WHAT YOU HAVE TO DO — All of the material below is to be retyped exactly.

--- START OF MATERIAL ---

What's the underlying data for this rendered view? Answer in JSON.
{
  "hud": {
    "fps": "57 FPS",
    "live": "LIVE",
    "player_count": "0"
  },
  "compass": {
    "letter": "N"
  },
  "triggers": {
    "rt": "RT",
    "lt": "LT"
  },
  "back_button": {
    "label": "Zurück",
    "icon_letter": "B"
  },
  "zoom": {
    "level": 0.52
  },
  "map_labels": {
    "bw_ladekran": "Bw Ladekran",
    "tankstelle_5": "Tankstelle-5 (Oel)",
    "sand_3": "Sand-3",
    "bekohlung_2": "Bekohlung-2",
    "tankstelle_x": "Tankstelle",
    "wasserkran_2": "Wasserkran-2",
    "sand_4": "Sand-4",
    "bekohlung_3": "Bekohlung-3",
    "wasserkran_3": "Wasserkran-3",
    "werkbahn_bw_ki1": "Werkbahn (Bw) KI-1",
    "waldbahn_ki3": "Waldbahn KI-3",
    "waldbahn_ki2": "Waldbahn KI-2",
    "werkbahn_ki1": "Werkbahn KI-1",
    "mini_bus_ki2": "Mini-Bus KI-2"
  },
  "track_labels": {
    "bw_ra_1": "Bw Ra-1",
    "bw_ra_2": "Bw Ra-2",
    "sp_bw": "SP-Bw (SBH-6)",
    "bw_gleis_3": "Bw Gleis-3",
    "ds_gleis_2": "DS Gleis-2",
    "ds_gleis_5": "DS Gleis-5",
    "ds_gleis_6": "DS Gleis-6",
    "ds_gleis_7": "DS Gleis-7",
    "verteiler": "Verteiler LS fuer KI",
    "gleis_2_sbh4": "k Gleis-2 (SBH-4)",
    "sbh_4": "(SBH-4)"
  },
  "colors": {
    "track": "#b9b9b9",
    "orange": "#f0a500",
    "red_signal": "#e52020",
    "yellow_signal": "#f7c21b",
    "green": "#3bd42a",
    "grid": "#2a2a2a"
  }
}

--- END OF MATERIAL ---

COMPLETE ANSWER —
What's the underlying data for this rendered view? Answer in JSON.
{
  "hud": {
    "fps": "57 FPS",
    "live": "LIVE",
    "player_count": "0"
  },
  "compass": {
    "letter": "N"
  },
  "triggers": {
    "rt": "RT",
    "lt": "LT"
  },
  "back_button": {
    "label": "Zurück",
    "icon_letter": "B"
  },
  "zoom": {
    "level": 0.52
  },
  "map_labels": {
    "bw_ladekran": "Bw Ladekran",
    "tankstelle_5": "Tankstelle-5 (Oel)",
    "sand_3": "Sand-3",
    "bekohlung_2": "Bekohlung-2",
    "tankstelle_x": "Tankstelle",
    "wasserkran_2": "Wasserkran-2",
    "sand_4": "Sand-4",
    "bekohlung_3": "Bekohlung-3",
    "wasserkran_3": "Wasserkran-3",
    "werkbahn_bw_ki1": "Werkbahn (Bw) KI-1",
    "waldbahn_ki3": "Waldbahn KI-3",
    "waldbahn_ki2": "Waldbahn KI-2",
    "werkbahn_ki1": "Werkbahn KI-1",
    "mini_bus_ki2": "Mini-Bus KI-2"
  },
  "track_labels": {
    "bw_ra_1": "Bw Ra-1",
    "bw_ra_2": "Bw Ra-2",
    "sp_bw": "SP-Bw (SBH-6)",
    "bw_gleis_3": "Bw Gleis-3",
    "ds_gleis_2": "DS Gleis-2",
    "ds_gleis_5": "DS Gleis-5",
    "ds_gleis_6": "DS Gleis-6",
    "ds_gleis_7": "DS Gleis-7",
    "verteiler": "Verteiler LS fuer KI",
    "gleis_2_sbh4": "k Gleis-2 (SBH-4)",
    "sbh_4": "(SBH-4)"
  },
  "colors": {
    "track": "#b9b9b9",
    "orange": "#f0a500",
    "red_signal": "#e52020",
    "yellow_signal": "#f7c21b",
    "green": "#3bd42a",
    "grid": "#2a2a2a"
  }
}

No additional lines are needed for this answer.